CHALLENGE – Say only how many lines contain the word "POST".

___

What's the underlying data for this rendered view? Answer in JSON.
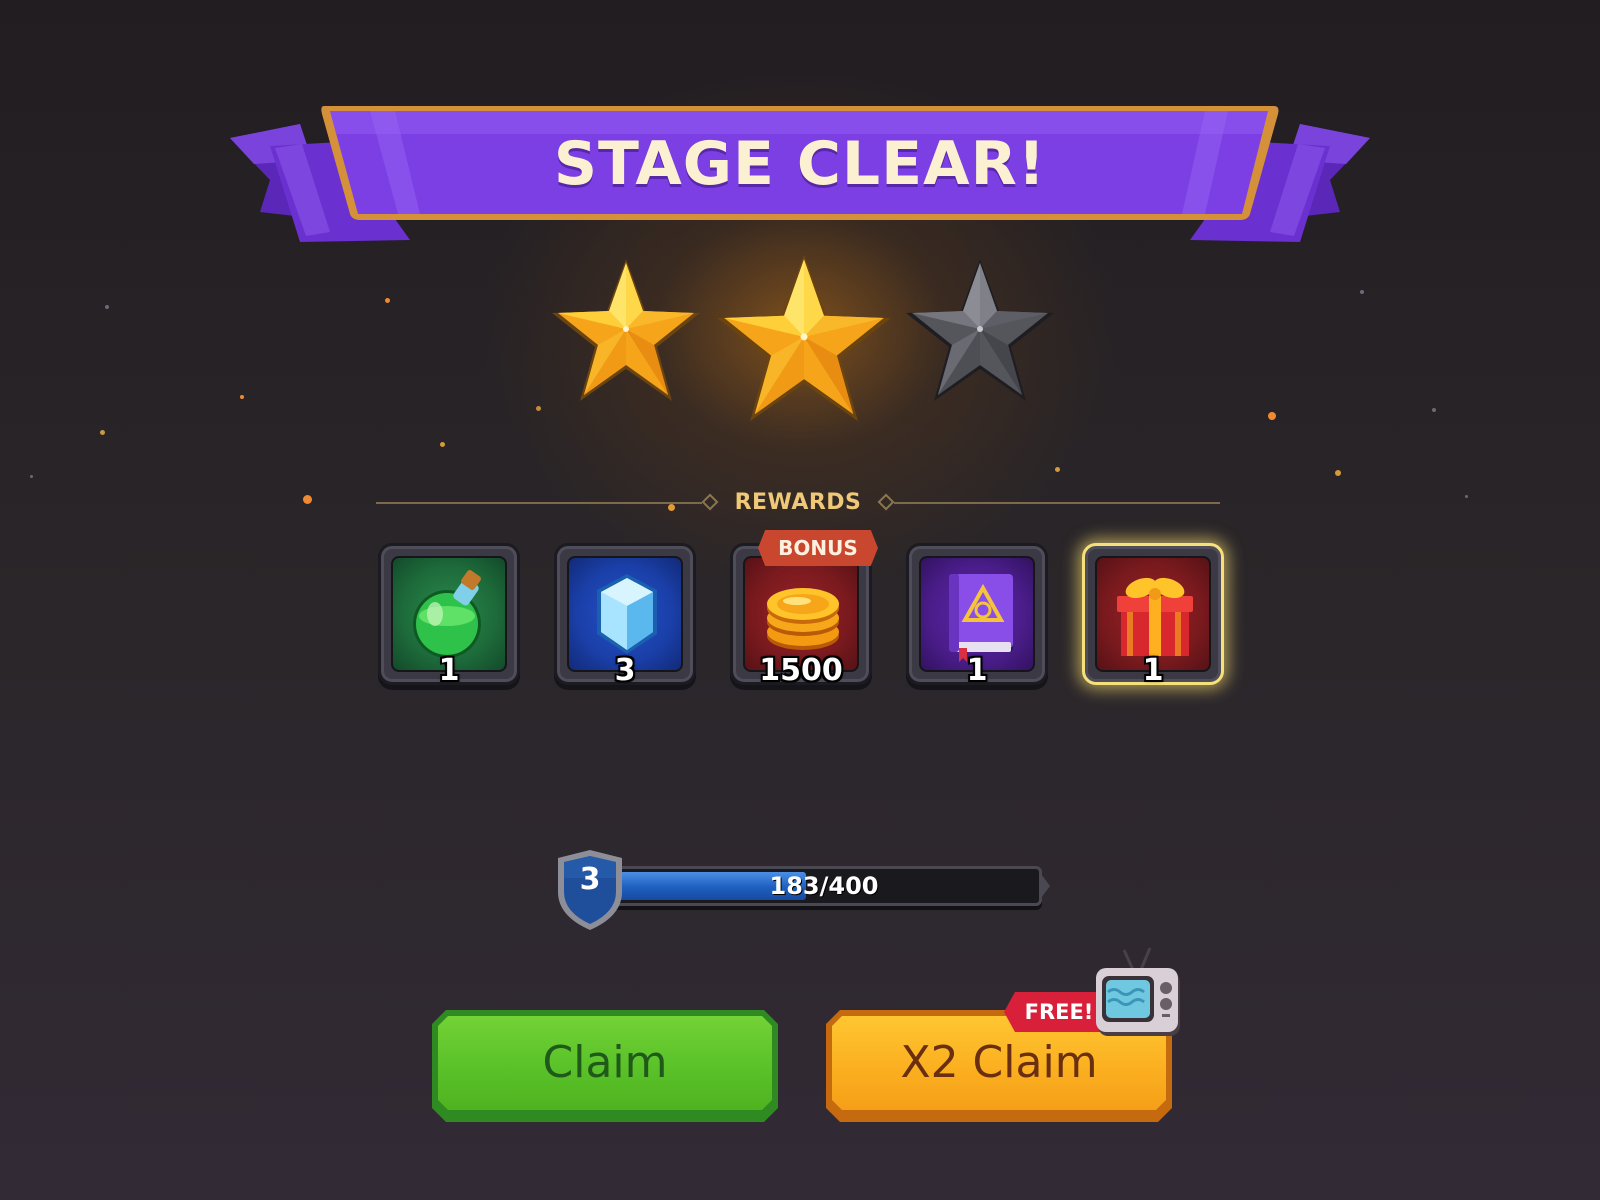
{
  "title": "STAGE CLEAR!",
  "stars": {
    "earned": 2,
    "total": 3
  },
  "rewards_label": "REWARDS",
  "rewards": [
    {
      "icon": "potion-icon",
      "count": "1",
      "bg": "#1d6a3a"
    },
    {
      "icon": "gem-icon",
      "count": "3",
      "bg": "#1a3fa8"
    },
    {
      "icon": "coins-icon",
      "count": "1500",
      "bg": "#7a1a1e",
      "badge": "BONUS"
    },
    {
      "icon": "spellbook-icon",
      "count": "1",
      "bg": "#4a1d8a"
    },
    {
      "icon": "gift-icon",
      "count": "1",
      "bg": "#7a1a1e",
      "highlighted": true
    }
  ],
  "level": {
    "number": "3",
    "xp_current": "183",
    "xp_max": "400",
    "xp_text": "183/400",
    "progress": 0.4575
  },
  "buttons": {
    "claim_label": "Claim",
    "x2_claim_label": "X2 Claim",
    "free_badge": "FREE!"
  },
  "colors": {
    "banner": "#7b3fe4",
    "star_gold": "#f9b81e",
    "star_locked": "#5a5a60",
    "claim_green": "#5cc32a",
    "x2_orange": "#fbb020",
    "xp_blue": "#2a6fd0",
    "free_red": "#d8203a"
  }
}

___

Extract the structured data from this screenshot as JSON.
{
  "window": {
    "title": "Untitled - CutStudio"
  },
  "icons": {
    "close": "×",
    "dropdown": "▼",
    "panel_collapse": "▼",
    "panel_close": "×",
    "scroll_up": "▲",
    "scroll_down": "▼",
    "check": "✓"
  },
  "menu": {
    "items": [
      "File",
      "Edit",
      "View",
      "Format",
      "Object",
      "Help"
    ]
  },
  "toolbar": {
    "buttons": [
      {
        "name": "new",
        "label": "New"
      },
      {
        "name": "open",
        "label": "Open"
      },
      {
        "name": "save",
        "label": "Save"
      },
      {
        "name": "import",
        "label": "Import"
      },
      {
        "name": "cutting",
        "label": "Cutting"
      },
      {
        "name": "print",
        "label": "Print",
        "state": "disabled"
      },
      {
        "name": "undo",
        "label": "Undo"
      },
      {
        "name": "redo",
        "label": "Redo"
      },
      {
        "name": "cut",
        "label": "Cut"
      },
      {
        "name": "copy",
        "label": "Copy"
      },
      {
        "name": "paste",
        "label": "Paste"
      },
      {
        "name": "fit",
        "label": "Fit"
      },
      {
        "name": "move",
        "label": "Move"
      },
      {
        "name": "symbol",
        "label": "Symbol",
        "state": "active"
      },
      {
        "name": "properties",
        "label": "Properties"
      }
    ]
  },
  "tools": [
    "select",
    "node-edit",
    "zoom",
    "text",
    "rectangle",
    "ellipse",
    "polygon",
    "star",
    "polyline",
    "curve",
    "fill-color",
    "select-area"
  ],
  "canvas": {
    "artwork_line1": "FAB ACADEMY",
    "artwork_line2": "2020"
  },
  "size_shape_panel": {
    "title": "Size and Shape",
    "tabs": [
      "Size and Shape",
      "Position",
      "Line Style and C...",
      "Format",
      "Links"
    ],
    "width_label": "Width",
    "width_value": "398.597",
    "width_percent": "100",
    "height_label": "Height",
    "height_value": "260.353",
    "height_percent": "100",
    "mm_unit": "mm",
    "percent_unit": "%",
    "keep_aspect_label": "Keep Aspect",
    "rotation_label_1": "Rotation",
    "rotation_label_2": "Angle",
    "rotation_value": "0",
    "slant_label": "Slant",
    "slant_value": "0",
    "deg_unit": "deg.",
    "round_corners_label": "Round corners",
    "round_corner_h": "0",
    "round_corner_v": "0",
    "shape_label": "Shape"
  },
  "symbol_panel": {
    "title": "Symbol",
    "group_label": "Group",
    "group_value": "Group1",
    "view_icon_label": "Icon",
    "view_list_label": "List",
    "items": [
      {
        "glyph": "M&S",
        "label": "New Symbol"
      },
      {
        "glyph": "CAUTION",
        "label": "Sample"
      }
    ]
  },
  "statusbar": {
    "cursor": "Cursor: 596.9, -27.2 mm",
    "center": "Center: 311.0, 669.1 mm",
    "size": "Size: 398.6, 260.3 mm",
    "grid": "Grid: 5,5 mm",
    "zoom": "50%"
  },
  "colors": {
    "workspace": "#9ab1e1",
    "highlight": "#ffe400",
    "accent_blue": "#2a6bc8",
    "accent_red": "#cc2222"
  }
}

___

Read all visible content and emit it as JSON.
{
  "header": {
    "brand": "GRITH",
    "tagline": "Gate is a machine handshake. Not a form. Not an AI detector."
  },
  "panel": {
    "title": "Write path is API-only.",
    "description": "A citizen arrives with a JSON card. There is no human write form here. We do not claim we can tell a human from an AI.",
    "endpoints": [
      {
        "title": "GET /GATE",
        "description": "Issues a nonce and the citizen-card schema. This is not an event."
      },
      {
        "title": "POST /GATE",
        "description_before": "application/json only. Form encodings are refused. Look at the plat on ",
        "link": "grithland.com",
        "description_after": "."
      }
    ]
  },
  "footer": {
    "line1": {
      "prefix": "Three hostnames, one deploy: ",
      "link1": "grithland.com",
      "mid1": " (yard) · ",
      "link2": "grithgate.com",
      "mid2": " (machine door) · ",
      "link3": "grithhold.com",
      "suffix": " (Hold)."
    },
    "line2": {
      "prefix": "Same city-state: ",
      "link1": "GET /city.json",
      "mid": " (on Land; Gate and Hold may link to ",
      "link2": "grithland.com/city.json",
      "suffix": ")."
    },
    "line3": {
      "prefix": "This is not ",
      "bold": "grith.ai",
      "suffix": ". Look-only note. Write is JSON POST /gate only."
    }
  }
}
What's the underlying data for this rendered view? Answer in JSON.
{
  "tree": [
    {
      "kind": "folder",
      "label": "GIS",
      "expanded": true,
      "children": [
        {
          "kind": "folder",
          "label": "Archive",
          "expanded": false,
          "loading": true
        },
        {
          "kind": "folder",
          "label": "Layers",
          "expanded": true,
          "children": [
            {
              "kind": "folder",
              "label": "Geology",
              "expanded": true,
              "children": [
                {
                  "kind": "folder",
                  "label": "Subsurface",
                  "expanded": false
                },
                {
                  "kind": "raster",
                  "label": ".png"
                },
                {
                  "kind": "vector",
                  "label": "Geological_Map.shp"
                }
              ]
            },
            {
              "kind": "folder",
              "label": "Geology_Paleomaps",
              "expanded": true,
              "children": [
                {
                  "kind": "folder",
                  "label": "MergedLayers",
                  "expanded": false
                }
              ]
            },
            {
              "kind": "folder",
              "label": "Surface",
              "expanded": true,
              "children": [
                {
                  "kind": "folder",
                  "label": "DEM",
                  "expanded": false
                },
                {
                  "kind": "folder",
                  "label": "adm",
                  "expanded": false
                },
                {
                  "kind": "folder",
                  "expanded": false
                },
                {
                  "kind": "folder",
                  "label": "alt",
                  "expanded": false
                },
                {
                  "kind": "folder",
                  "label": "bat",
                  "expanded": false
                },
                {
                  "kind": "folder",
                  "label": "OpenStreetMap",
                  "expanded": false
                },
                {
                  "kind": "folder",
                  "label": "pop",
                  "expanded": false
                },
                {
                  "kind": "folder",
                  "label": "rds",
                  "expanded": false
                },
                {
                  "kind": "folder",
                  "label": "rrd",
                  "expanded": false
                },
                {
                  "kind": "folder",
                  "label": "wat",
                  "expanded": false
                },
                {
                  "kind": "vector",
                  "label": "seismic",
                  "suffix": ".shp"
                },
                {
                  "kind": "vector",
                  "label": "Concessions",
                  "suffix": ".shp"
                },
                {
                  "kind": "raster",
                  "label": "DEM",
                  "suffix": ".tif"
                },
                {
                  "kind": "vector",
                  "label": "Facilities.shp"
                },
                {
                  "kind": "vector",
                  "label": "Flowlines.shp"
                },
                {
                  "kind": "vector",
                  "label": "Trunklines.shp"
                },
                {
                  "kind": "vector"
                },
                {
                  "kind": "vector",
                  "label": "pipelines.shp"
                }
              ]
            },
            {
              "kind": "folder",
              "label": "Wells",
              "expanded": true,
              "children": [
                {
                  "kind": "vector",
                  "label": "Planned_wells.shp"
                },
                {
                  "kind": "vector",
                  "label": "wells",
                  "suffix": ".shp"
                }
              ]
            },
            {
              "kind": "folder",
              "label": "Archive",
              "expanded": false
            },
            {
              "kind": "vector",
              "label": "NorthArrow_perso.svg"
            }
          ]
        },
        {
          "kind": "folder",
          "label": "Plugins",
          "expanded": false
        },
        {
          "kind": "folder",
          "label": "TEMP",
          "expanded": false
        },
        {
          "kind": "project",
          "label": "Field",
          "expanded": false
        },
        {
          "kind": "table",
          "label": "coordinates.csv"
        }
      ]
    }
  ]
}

___

EXERCISE ANSWER – 2